* **Set exercise**
Which lines in the records below contain the word "JSON"? Copy each one out.

* **Supplied material**
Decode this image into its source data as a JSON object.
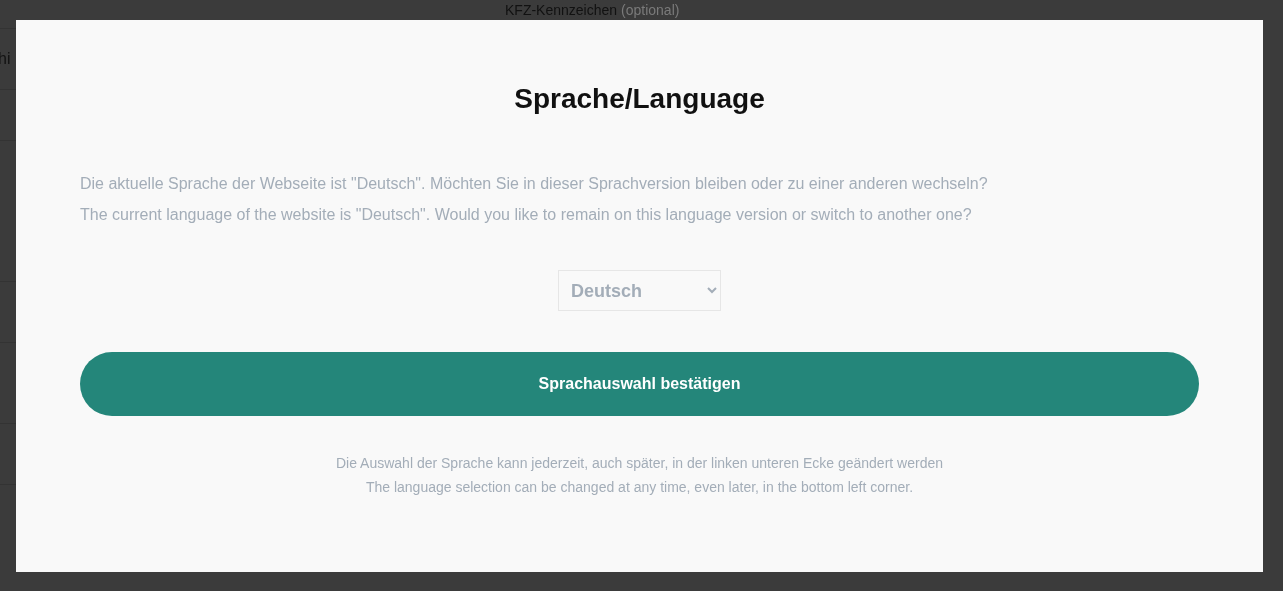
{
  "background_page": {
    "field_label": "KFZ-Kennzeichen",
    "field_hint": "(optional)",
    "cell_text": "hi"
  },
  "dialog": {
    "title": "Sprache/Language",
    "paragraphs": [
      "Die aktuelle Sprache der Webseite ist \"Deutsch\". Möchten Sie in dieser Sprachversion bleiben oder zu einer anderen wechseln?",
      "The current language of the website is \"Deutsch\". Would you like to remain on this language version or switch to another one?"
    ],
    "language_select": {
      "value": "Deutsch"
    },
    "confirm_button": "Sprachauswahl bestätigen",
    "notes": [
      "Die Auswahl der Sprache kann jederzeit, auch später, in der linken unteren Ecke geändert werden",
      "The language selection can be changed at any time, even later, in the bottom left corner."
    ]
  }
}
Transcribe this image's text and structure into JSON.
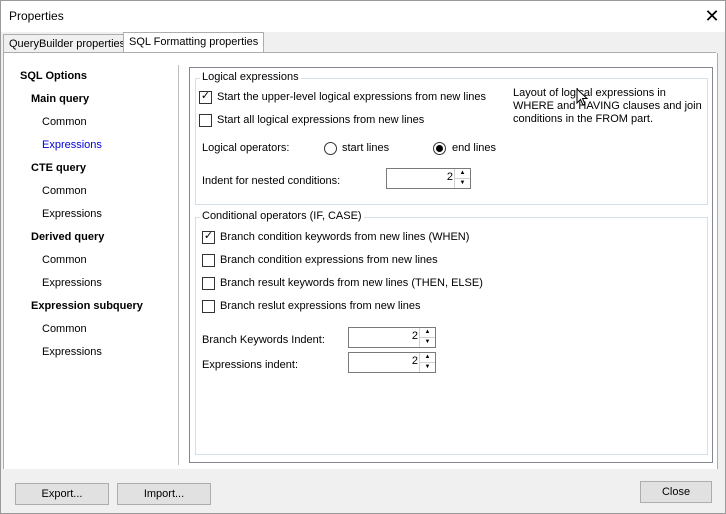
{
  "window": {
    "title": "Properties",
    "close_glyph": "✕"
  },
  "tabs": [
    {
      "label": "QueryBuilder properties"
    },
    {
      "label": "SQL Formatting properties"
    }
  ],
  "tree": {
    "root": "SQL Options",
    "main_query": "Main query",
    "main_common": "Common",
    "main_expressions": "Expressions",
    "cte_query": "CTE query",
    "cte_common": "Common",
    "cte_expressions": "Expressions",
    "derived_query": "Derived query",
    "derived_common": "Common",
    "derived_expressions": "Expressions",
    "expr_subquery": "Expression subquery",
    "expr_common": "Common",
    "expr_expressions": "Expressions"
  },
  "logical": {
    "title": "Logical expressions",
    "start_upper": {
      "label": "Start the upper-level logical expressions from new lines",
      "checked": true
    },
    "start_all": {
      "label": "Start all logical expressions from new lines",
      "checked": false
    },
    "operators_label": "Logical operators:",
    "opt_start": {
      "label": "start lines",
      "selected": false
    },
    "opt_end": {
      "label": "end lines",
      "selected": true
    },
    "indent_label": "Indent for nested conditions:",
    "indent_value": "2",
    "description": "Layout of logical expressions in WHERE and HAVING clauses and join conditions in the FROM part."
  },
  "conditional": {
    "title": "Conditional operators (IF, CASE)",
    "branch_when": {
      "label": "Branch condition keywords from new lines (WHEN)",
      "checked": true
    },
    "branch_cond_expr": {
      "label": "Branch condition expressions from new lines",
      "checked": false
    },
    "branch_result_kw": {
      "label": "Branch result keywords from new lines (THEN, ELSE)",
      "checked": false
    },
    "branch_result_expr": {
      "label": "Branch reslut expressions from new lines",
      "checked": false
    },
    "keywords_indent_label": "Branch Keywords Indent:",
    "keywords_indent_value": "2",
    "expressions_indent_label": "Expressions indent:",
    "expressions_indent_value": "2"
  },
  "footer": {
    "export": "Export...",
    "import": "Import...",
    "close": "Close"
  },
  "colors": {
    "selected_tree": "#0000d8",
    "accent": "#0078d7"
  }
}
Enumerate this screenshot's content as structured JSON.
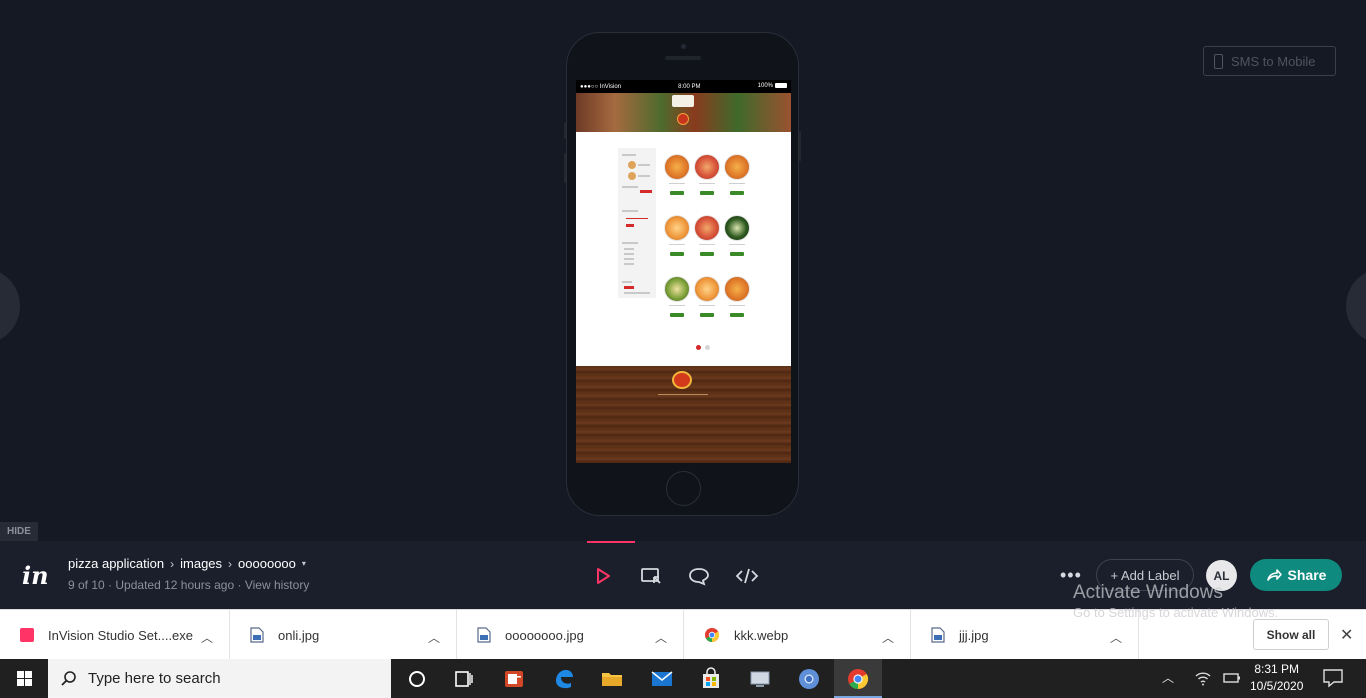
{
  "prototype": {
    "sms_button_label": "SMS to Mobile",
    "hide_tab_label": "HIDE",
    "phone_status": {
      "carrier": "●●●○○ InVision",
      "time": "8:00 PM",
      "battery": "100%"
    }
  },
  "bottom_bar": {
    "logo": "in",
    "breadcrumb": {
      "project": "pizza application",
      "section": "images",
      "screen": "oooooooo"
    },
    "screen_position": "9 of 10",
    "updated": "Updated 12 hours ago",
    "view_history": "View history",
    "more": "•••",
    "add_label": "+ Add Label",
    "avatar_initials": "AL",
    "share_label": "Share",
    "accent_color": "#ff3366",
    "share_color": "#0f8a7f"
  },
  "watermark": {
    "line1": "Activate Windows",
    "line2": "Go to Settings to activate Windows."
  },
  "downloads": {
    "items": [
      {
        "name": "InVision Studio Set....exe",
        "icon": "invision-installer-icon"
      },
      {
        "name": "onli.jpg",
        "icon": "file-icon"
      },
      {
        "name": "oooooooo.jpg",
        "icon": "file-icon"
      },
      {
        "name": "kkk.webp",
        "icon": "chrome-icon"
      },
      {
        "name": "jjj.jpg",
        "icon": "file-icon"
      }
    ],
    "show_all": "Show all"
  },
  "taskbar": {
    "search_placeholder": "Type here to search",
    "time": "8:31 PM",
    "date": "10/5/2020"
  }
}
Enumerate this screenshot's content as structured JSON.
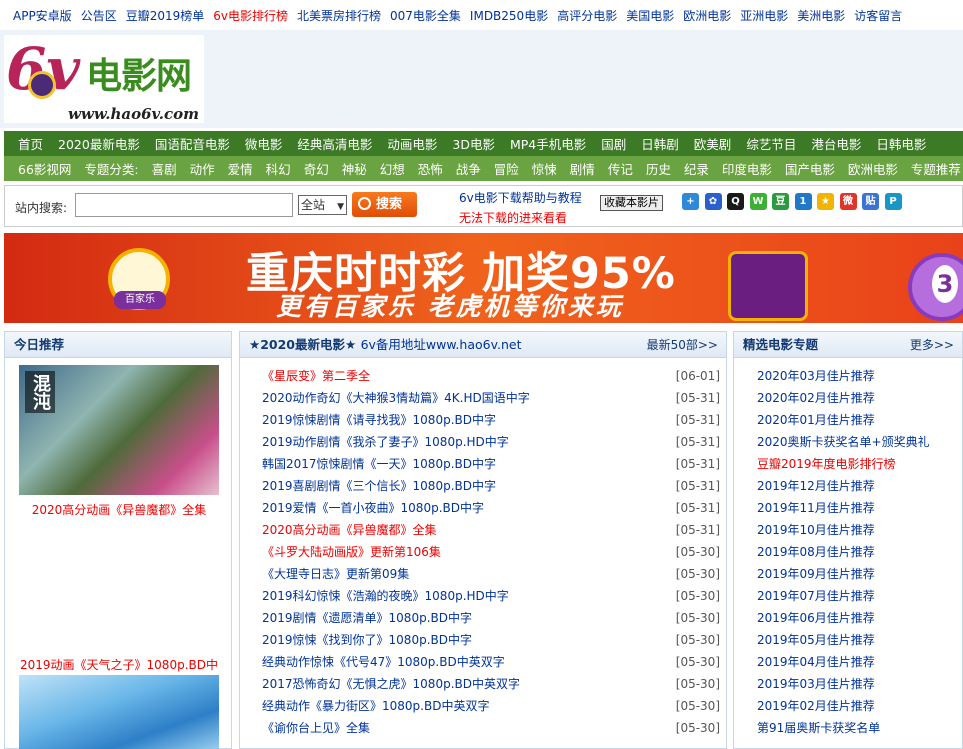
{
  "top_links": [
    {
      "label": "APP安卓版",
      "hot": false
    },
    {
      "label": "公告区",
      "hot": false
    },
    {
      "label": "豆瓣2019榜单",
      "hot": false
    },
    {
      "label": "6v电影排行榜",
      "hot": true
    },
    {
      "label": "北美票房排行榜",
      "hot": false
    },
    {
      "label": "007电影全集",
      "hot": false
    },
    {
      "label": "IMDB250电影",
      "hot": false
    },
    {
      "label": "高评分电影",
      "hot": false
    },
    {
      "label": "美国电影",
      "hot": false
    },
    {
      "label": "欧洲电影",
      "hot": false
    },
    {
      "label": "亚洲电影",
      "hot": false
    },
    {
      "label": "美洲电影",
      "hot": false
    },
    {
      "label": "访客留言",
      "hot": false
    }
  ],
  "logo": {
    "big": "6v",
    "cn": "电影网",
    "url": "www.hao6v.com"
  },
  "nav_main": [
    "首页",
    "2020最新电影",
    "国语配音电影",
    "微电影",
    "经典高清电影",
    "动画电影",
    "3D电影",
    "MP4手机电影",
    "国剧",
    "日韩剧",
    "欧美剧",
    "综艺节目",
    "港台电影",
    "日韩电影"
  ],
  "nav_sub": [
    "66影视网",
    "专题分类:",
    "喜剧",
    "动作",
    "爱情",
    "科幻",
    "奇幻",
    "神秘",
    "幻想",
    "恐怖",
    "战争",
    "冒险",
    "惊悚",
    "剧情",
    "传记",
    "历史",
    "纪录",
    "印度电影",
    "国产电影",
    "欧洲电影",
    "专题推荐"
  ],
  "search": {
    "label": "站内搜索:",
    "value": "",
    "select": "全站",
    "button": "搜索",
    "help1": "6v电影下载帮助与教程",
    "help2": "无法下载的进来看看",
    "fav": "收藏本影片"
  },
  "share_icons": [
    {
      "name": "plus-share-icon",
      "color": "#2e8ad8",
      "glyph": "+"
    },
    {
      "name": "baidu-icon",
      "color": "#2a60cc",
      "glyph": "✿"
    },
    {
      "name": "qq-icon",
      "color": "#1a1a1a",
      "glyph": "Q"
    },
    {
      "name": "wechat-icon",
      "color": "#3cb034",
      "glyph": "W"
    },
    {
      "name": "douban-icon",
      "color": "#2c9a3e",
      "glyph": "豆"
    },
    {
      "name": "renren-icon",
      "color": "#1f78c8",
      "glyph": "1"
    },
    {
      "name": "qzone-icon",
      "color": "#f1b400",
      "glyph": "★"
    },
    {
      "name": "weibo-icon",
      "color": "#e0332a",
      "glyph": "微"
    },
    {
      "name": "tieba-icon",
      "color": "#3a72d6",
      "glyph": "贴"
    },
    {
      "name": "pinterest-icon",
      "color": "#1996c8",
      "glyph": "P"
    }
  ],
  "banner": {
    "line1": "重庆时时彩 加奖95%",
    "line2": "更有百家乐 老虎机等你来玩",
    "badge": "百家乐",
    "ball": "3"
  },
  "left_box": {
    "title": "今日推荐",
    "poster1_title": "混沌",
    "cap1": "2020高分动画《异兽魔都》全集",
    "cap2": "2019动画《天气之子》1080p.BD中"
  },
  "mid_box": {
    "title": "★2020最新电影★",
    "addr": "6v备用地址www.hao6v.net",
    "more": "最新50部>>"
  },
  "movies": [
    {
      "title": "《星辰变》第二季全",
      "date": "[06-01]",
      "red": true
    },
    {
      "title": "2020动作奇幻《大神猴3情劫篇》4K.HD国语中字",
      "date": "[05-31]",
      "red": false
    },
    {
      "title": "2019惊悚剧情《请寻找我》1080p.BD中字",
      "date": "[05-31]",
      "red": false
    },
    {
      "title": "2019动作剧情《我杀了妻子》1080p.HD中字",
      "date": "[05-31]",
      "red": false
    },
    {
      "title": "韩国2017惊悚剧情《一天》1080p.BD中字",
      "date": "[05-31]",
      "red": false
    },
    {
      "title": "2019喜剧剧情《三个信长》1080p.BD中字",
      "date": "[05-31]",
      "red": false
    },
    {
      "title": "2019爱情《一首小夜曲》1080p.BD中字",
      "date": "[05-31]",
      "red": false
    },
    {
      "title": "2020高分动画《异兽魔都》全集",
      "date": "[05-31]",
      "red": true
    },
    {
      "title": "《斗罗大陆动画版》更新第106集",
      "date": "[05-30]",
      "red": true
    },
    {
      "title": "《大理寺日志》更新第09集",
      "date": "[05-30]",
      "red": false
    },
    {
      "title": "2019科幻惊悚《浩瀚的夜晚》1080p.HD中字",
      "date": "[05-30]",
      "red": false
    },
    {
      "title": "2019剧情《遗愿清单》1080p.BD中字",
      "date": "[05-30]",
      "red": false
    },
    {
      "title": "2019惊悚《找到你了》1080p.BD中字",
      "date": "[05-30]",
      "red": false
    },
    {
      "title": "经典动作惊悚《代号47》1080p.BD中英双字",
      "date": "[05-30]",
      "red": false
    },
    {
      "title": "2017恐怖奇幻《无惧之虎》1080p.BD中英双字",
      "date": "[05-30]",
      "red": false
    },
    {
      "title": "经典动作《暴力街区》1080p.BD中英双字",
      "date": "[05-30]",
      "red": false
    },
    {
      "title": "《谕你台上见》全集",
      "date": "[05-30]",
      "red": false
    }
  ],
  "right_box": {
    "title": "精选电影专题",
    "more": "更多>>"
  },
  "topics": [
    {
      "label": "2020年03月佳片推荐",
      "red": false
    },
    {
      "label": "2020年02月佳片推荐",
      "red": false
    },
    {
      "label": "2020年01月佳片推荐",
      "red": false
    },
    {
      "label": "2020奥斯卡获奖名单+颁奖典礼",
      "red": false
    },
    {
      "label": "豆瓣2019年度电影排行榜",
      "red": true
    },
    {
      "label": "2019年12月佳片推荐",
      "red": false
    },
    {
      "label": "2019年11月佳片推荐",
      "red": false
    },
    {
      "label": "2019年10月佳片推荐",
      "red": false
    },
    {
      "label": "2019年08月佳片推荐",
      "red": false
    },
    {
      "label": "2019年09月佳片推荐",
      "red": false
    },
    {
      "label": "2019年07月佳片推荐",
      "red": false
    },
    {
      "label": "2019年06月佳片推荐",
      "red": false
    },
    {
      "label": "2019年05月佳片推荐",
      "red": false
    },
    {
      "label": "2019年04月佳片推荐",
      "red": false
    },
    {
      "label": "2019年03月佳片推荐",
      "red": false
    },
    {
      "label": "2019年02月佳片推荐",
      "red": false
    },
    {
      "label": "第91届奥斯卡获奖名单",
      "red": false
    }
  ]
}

* **Result below**
Decode this image into its source data as a JSON object.
Transcribe this image's text and structure into JSON.
Enumerate this screenshot's content as structured JSON.
Enumerate this screenshot's content as structured JSON.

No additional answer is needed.